Examine the entries and show every line in which the word "phone" is found.

SUPPLIED INFORMATION:
:::::
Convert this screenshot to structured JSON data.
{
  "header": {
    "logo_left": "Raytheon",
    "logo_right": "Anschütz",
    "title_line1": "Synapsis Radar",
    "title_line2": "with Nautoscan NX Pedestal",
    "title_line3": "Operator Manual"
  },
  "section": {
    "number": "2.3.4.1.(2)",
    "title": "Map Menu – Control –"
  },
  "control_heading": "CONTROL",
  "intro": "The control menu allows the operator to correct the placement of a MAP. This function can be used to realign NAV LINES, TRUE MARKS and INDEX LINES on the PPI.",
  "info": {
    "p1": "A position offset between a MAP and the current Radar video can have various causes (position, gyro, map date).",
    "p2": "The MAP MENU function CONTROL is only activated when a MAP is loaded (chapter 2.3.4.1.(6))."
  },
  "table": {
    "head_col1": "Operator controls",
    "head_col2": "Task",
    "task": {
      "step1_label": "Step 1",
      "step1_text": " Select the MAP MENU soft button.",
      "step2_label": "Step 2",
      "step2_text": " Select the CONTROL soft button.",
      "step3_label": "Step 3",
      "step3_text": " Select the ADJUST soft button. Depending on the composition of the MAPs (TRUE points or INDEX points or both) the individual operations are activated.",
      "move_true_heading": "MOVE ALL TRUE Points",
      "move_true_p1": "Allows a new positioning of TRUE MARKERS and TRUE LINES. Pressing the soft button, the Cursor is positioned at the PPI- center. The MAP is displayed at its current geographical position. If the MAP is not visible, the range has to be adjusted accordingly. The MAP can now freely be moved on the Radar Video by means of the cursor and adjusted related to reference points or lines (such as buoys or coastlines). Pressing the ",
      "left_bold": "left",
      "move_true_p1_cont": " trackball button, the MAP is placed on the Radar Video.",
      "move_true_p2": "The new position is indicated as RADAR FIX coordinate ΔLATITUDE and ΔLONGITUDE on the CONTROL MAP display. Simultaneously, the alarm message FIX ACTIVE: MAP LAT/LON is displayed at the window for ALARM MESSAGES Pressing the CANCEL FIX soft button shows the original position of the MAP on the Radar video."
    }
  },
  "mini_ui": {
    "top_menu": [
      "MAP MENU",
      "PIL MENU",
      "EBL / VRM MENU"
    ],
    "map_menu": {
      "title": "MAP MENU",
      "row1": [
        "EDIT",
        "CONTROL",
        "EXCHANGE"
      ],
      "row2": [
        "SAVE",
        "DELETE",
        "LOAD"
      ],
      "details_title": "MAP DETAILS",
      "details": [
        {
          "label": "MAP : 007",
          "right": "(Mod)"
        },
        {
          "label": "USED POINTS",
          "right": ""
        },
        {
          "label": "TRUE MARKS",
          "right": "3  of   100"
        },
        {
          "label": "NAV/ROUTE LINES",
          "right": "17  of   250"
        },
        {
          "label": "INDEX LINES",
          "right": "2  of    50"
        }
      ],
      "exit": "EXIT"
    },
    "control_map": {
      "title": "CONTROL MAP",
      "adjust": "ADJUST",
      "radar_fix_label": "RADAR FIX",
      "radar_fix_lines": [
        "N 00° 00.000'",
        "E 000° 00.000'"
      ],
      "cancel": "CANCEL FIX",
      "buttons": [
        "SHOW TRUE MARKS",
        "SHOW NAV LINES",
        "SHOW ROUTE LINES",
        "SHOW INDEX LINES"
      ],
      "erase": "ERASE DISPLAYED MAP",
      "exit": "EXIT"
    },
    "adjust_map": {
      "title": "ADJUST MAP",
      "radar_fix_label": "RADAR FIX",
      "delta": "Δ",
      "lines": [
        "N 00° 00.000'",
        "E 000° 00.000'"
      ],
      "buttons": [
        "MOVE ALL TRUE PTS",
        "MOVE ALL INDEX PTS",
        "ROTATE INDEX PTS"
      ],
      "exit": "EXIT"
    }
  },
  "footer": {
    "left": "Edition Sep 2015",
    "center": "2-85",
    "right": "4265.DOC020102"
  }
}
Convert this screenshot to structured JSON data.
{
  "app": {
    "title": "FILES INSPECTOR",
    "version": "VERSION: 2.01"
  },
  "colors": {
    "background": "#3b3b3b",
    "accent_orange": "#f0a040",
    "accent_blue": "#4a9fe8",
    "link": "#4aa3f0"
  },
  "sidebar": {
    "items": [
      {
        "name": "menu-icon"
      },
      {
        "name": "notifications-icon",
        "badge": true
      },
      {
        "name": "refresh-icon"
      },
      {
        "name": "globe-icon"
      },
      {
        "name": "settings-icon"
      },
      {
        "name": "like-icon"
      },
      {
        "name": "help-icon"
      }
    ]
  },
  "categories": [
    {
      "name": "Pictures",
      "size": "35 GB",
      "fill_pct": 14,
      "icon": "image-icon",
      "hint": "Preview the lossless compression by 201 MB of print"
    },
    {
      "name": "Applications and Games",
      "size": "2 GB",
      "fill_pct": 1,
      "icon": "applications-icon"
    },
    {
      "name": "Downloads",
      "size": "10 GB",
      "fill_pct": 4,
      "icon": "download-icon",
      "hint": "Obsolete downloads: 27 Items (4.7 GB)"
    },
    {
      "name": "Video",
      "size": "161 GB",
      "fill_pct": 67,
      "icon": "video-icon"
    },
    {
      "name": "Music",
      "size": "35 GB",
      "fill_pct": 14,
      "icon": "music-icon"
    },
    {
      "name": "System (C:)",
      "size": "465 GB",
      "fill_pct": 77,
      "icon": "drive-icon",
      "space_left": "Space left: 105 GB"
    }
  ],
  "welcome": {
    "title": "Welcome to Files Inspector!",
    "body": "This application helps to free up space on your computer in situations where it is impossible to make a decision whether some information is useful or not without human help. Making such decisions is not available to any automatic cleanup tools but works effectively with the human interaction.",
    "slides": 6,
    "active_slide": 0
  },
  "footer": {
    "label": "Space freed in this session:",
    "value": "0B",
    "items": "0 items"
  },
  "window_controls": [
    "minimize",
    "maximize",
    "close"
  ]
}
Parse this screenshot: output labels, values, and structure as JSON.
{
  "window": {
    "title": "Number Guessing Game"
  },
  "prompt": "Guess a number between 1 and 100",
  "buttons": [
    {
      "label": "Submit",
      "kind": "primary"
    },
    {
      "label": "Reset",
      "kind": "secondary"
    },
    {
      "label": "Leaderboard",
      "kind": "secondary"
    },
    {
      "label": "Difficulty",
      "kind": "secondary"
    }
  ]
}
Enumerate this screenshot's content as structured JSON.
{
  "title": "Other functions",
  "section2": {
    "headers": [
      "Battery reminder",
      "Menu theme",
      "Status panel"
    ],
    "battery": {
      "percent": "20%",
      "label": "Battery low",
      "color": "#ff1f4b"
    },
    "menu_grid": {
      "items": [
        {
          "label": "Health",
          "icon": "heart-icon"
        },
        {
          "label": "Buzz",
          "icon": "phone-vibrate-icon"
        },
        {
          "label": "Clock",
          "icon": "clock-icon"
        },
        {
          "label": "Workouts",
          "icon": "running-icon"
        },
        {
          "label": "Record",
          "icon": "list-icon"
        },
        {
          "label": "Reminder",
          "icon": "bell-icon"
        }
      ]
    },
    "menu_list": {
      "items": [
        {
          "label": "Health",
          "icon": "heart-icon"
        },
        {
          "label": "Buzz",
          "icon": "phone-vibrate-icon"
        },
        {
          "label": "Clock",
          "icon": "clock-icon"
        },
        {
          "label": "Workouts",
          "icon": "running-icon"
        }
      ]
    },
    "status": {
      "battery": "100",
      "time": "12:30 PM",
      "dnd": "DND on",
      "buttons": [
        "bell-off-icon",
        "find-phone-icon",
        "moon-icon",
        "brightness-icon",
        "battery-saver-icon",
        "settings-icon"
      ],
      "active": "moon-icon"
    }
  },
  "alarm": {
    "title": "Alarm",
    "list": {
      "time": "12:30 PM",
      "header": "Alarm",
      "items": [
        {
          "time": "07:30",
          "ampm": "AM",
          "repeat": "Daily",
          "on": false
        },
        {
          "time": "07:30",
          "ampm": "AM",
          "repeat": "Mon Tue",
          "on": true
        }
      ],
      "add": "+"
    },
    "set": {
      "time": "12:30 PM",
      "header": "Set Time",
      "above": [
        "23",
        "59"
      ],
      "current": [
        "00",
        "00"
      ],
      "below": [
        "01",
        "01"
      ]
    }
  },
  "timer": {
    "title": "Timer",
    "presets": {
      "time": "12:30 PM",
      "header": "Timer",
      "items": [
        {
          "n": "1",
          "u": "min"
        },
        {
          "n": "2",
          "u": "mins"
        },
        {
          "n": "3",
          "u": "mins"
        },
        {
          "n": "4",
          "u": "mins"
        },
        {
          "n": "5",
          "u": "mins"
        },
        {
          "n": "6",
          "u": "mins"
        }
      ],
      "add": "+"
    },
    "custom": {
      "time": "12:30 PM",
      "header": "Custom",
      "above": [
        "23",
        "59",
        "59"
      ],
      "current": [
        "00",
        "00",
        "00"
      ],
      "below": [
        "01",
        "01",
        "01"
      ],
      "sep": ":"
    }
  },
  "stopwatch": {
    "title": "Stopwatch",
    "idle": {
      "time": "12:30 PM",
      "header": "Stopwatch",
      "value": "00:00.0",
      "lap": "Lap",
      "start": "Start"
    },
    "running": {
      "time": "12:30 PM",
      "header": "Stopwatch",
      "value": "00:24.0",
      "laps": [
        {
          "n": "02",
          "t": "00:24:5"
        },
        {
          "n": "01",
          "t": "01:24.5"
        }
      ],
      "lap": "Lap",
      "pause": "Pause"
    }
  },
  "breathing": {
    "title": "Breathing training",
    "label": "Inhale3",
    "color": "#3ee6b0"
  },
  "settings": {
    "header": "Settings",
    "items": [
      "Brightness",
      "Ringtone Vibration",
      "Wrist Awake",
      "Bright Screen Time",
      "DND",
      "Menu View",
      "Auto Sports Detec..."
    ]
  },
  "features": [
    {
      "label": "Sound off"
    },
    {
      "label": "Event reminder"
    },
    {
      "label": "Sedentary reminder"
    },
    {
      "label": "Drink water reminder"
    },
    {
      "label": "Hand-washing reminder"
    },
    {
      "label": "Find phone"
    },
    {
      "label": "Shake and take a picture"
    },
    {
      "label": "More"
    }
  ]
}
:::::
SOLUTION FOR THIS PROBLEM:
          "icon": "phone-vibrate-icon"
          "icon": "phone-vibrate-icon"
        "find-phone-icon",
      "label": "Find phone"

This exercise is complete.